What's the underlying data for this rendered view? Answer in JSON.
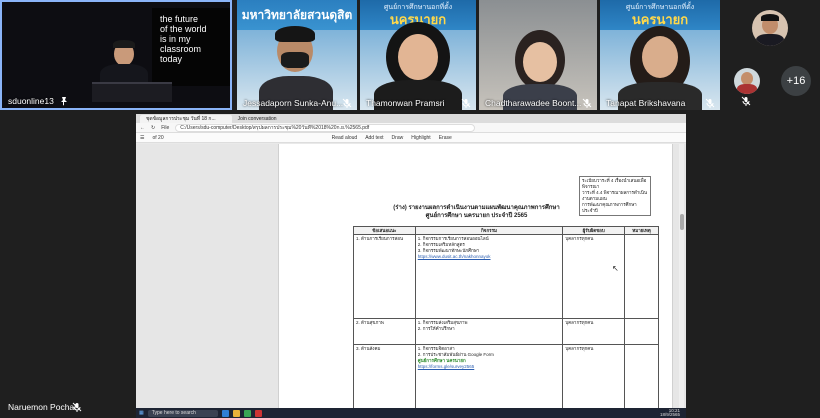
{
  "participants": [
    {
      "name": "sduonline13",
      "icon": "pin-icon"
    },
    {
      "name": "Jessadaporn Sunka-Anu...",
      "icon": "mic-off-icon"
    },
    {
      "name": "Thamonwan Pramsri",
      "icon": "mic-off-icon"
    },
    {
      "name": "Chadtharawadee Boont...",
      "icon": "mic-off-icon"
    },
    {
      "name": "Tanapat Brikshavana",
      "icon": "mic-off-icon"
    }
  ],
  "board_text": [
    "the future",
    "of the world",
    "is in my",
    "classroom",
    "today"
  ],
  "banners": {
    "university": "มหาวิทยาลัยสวนดุสิต",
    "center_sub": "ศูนย์การศึกษานอกที่ตั้ง",
    "center_main": "นครนายก"
  },
  "more_participants": "+16",
  "self_name": "Naruemon Pochai",
  "colors": {
    "highlight": "#8ab4f8",
    "banner": "#2f86c6",
    "banner_text": "#ffd84a"
  },
  "browser": {
    "tab_title": "ชุดข้อมูลการประชุม วันที่ 18 ก...",
    "tab2": "Join conversation",
    "url": "C:/Users/sdu-computer/Desktop/สรุปผลการประชุม%20วันที่%2018%20ก.ย.%2565.pdf",
    "file_label": "File",
    "page_info": "of 20",
    "tools": [
      "Read aloud",
      "Add text",
      "Draw",
      "Highlight",
      "Erase"
    ]
  },
  "document": {
    "note_lines": [
      "ระเบียบวาระที่ 4 เรื่องนำเสนอเพื่อพิจารณา",
      "วาระที่ 4.4 พิจารณาผลการดำเนินงานตามแผน",
      "การพัฒนาคุณภาพการศึกษาประจำปี"
    ],
    "title_line1": "(ร่าง) รายงานผลการดำเนินงานตามแผนพัฒนาคุณภาพการศึกษา",
    "title_line2": "ศูนย์การศึกษา นครนายก ประจำปี 2565",
    "table_headers": [
      "ข้อเสนอแนะ",
      "กิจกรรม",
      "ผู้รับผิดชอบ",
      "หมายเหตุ"
    ],
    "rows": [
      {
        "topic": "1. ด้านการเรียนการสอน",
        "items": [
          "1. กิจกรรมการเรียนการสอนออนไลน์",
          "2. กิจกรรมเสริมหลักสูตร",
          "3. กิจกรรมพัฒนาทักษะนักศึกษา"
        ],
        "link": "https://www.dusit.ac.th/nakhonnayok",
        "owner": "บุคลากรทุกคน"
      },
      {
        "topic": "2. ด้านสุขภาพ",
        "items": [
          "1. กิจกรรมส่งเสริมสุขภาพ",
          "2. การให้คำปรึกษา"
        ],
        "link": "",
        "owner": "บุคลากรทุกคน"
      },
      {
        "topic": "3. ด้านสังคม",
        "items": [
          "1. กิจกรรมจิตอาสา",
          "2. การประชาสัมพันธ์ผ่าน Google Form"
        ],
        "highlight": "ศูนย์การศึกษา นครนายก",
        "link": "https://forms.gle/survey2565",
        "owner": "บุคลากรทุกคน"
      }
    ]
  },
  "taskbar": {
    "search": "Type here to search",
    "time": "10:21",
    "date": "18/9/2565"
  }
}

_ _ _ _ _

### Goal
Locate and copy each line in the data above that includes the word "ฒนาค".

### Solution to this exercise
      "การพัฒนาคุณภาพการศึกษาประจำปี"
    "title_line1": "(ร่าง) รายงานผลการดำเนินงานตามแผนพัฒนาคุณภาพการศึกษา",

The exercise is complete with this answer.